Dataset entries on figures
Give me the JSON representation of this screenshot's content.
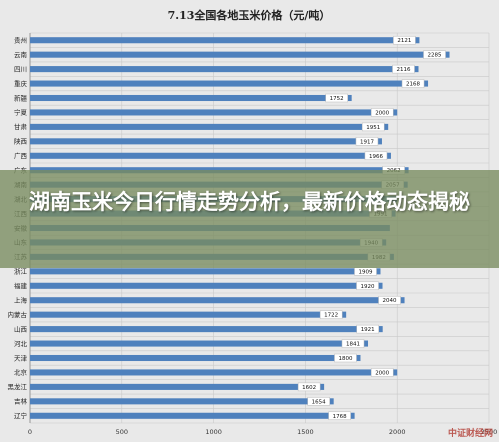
{
  "overlay": {
    "headline": "湖南玉米今日行情走势分析，最新价格动态揭秘"
  },
  "watermark": "中证财经网",
  "chart_data": {
    "type": "bar",
    "orientation": "horizontal",
    "title": "7.13全国各地玉米价格（元/吨）",
    "xlabel": "",
    "ylabel": "",
    "xlim": [
      0,
      2500
    ],
    "x_ticks": [
      "0",
      "500",
      "1000",
      "1500",
      "2000",
      "2500"
    ],
    "grid": true,
    "legend": "none",
    "bar_color": "#4f81bd",
    "categories": [
      "贵州",
      "云南",
      "四川",
      "重庆",
      "新疆",
      "宁夏",
      "甘肃",
      "陕西",
      "广西",
      "广东",
      "湖南",
      "湖北",
      "江西",
      "安徽",
      "山东",
      "江苏",
      "浙江",
      "福建",
      "上海",
      "内蒙古",
      "山西",
      "河北",
      "天津",
      "北京",
      "黑龙江",
      "吉林",
      "辽宁"
    ],
    "values": [
      2121,
      2285,
      2116,
      2168,
      1752,
      2000,
      1951,
      1917,
      1966,
      2062,
      2057,
      2000,
      1991,
      1960,
      1940,
      1982,
      1909,
      1920,
      2040,
      1722,
      1921,
      1841,
      1800,
      2000,
      1602,
      1654,
      1768
    ],
    "value_labels": [
      "2121",
      "2285",
      "2116",
      "2168",
      "1752",
      "2000",
      "1951",
      "1917",
      "1966",
      "2062",
      "2057",
      "",
      "1991",
      "",
      "1940",
      "1982",
      "1909",
      "1920",
      "2040",
      "1722",
      "1921",
      "1841",
      "1800",
      "2000",
      "1602",
      "1654",
      "1768"
    ]
  }
}
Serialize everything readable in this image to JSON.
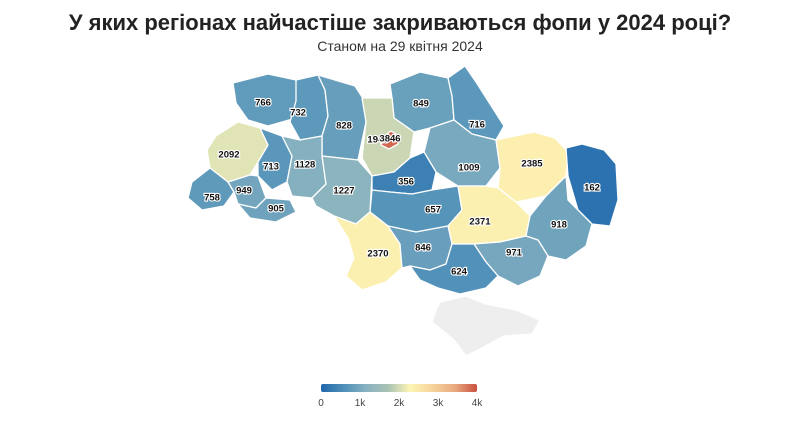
{
  "title": "У яких регіонах найчастіше закриваються фопи у 2024 році?",
  "subtitle": "Станом на 29 квітня 2024",
  "colors": {
    "scale": [
      "#2166ac",
      "#4d8fb9",
      "#87b1c0",
      "#a9c2b4",
      "#fdf5b5",
      "#f6d39a",
      "#e9a97f",
      "#c9503f"
    ],
    "no_data": "#eeeeee"
  },
  "legend": {
    "ticks": [
      "0",
      "1k",
      "2k",
      "3k",
      "4k"
    ],
    "min": 0,
    "max": 4000
  },
  "map_data": {
    "metric": "closures",
    "regions": [
      {
        "id": "volyn",
        "value": 766
      },
      {
        "id": "rivne",
        "value": 732
      },
      {
        "id": "zhytomyr",
        "value": 828
      },
      {
        "id": "chernihiv",
        "value": 849
      },
      {
        "id": "sumy",
        "value": 716
      },
      {
        "id": "lviv",
        "value": 2092
      },
      {
        "id": "ternopil",
        "value": 713
      },
      {
        "id": "khmelnytskyi",
        "value": 1128
      },
      {
        "id": "kyiv_oblast",
        "value": 1946
      },
      {
        "id": "kyiv_city",
        "value": 3846
      },
      {
        "id": "poltava",
        "value": 1009
      },
      {
        "id": "kharkiv",
        "value": 2385
      },
      {
        "id": "luhansk",
        "value": 162
      },
      {
        "id": "zakarpattia",
        "value": 758
      },
      {
        "id": "ivano_frankivsk",
        "value": 949
      },
      {
        "id": "chernivtsi",
        "value": 905
      },
      {
        "id": "vinnytsia",
        "value": 1227
      },
      {
        "id": "cherkasy",
        "value": 356
      },
      {
        "id": "kirovohrad",
        "value": 657
      },
      {
        "id": "dnipropetrovsk",
        "value": 2371
      },
      {
        "id": "donetsk",
        "value": 918
      },
      {
        "id": "odesa",
        "value": 2370
      },
      {
        "id": "mykolaiv",
        "value": 846
      },
      {
        "id": "zaporizhzhia",
        "value": 971
      },
      {
        "id": "kherson",
        "value": 624
      },
      {
        "id": "crimea",
        "value": null
      }
    ]
  }
}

WHAT TO DO:
Extract all lines from the material above that include the word "this".

THE SOLUTION:
Give me the JSON representation of this screenshot's content.
Serialize everything readable in this image to JSON.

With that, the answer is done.